**Lavoro richiesto:** Elenca tutte le espressioni in inglese che compaiono nelle parole di Martin riportate nel brano, esclusi i nomi propri.
━━━ Brano estratto
Diceva Martin: «A me piace leggere, mi tiene occupato - I like being busy, anche lui -. Il pericolo più grande per la young generation è questa inattività, tutto il giorno. Ti porta a cercare compagnia, a sederti lì e non fare più nulla per mesi, magari per anni». (Speranza: Martin ha un sogno, quello di scrivere un libro sulla sua vita.)

Martin: «A JCB ci va gente che ama la musica e le ragazze. Quelli di Raundàa chiamano lovers quelli di JCB. A Raundàa ci va altra gente, per JCB la job base era Mawindoni. Io ero diverso, andavo sia a JCB che altrove. Mi piaceva un gruppo di Ghetto, i Public Enemies, perché facevano tae-kwo-ndo, arte marziale giapponese».

Poi: «In città? No, non eravamo un grosso gruppo, da qui andavamo in tre o quattro». (Speranza: tutta la banda partiva da Ngei, andavano in venti su a Mawindoni, pericolosissimi.)
━━━━━━
━━━ Dati forniti
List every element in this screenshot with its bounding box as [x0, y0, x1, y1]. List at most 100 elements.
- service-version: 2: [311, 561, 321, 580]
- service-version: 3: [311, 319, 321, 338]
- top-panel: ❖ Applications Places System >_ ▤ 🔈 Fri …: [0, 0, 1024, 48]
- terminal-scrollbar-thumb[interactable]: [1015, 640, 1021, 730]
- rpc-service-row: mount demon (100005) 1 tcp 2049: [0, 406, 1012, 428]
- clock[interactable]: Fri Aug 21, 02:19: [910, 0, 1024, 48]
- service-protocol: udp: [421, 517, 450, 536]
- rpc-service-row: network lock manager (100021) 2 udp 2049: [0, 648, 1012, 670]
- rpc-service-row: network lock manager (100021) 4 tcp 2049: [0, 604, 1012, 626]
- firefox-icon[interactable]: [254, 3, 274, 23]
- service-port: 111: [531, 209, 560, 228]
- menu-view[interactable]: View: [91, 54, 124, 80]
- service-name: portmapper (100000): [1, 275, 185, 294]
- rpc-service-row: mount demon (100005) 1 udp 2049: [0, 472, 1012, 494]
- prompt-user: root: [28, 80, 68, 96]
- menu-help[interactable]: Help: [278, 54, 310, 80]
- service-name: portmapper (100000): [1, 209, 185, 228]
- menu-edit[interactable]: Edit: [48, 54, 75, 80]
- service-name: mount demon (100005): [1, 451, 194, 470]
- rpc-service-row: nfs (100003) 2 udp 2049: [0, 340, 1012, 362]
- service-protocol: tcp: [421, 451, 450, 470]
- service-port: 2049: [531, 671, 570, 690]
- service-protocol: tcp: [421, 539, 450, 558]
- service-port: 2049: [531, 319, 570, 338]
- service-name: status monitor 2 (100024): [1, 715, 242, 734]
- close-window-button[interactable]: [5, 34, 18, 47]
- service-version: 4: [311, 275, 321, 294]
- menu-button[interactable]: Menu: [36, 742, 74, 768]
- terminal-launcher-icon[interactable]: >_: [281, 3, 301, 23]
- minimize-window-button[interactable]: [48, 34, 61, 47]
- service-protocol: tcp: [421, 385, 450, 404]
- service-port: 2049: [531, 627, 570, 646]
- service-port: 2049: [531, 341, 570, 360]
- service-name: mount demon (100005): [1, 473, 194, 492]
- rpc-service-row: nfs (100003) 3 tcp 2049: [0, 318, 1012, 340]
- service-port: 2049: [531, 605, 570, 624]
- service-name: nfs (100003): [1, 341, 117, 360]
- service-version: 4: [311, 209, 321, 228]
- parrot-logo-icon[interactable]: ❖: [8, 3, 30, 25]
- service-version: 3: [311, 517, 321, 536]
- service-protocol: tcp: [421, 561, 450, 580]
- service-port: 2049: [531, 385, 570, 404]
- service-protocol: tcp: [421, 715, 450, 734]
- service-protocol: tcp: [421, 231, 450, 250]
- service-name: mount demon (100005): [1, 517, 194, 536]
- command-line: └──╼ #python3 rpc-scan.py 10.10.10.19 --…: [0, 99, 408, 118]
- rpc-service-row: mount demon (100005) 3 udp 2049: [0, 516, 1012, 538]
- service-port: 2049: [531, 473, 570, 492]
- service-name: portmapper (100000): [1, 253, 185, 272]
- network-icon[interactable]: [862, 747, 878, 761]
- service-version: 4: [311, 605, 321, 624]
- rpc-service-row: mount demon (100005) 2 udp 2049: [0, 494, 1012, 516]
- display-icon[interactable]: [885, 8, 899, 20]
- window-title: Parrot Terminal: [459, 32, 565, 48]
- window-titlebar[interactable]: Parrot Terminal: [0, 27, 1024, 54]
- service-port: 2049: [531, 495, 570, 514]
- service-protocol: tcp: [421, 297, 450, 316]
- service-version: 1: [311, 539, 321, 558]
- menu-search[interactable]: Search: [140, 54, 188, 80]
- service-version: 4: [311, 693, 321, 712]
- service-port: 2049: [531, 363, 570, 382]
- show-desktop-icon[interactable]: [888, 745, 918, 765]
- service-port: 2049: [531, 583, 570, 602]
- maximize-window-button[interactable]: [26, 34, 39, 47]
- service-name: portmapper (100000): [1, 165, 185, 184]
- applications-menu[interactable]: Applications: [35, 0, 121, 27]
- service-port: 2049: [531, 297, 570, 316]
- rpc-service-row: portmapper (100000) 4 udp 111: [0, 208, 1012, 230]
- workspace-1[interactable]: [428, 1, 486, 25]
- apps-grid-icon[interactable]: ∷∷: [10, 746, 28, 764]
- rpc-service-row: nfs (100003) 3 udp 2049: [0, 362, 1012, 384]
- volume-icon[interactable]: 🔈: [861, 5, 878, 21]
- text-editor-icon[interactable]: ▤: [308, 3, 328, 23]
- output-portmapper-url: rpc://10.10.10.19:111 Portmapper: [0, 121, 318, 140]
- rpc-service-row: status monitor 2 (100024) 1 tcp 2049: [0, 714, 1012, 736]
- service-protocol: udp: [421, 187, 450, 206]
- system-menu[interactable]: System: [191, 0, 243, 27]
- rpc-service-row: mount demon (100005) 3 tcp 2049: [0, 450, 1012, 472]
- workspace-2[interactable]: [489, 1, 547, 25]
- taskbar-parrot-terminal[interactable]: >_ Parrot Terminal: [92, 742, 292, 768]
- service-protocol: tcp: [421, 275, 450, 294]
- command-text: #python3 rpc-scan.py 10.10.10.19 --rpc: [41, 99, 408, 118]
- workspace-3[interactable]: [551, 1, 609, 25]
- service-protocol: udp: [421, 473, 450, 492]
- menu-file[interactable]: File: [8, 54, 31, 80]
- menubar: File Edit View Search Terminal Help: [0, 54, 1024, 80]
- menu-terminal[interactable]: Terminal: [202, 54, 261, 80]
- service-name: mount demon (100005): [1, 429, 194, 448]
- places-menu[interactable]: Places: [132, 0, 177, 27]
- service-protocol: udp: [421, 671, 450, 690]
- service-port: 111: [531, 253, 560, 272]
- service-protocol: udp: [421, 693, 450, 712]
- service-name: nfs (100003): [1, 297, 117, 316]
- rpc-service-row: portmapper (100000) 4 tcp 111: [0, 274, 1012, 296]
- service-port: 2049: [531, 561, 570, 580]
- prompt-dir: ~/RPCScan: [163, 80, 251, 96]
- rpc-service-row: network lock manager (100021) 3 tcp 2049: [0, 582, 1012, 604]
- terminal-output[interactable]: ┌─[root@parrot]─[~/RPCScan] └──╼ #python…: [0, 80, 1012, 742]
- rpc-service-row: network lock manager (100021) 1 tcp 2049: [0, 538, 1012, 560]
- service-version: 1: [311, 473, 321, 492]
━━━━━━
**Risultato:**
- I like being busy
- young generation
- lovers
- job base